[Dataset items]

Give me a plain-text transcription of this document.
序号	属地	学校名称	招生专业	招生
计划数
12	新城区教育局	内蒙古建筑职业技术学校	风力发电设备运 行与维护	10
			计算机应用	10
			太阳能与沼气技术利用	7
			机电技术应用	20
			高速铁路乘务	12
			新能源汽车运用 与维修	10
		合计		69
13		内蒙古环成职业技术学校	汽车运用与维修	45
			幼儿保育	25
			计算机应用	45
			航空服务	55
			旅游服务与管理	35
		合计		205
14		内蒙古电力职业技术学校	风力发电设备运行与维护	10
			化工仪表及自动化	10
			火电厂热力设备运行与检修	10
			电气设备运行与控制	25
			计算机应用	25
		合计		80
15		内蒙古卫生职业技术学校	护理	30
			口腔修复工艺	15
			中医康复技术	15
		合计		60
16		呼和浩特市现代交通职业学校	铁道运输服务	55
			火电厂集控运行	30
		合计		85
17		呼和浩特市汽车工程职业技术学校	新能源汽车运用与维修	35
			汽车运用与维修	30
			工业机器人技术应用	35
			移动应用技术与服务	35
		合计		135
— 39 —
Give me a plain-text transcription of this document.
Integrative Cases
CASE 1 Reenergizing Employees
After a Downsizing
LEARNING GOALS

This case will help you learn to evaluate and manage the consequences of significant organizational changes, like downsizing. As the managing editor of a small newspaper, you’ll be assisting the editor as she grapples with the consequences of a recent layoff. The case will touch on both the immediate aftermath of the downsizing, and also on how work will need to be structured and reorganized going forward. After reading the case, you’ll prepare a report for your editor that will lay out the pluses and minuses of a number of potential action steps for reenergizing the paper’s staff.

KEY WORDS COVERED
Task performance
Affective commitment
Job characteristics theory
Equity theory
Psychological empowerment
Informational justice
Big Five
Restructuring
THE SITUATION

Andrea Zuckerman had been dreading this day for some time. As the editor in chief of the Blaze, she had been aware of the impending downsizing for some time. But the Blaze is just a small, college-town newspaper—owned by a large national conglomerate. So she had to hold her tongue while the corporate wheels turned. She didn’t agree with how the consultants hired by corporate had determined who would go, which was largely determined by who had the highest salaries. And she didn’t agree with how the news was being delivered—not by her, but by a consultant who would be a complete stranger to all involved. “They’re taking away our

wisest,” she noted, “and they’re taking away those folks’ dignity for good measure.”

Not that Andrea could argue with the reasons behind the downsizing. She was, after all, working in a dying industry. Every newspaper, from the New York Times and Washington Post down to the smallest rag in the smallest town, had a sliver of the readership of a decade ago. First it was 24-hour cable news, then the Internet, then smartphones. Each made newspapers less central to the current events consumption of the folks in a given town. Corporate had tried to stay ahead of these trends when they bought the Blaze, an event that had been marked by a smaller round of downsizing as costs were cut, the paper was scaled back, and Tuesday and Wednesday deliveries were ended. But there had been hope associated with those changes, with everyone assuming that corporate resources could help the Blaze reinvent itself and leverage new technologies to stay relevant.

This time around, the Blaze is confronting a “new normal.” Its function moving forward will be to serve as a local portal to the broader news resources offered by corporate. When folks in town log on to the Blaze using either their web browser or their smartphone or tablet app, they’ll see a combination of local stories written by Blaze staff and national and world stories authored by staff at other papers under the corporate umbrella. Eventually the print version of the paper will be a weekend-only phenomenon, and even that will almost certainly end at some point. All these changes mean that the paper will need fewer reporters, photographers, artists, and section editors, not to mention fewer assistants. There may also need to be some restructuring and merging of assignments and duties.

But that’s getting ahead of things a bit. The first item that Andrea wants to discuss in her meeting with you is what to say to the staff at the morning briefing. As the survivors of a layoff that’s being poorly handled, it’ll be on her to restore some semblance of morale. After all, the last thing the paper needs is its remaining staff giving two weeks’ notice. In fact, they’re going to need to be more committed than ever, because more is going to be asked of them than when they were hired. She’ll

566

What is required >> Going through the entries above, report how many lines include the string "away". The number alone is the answer.

Problem solution >> 2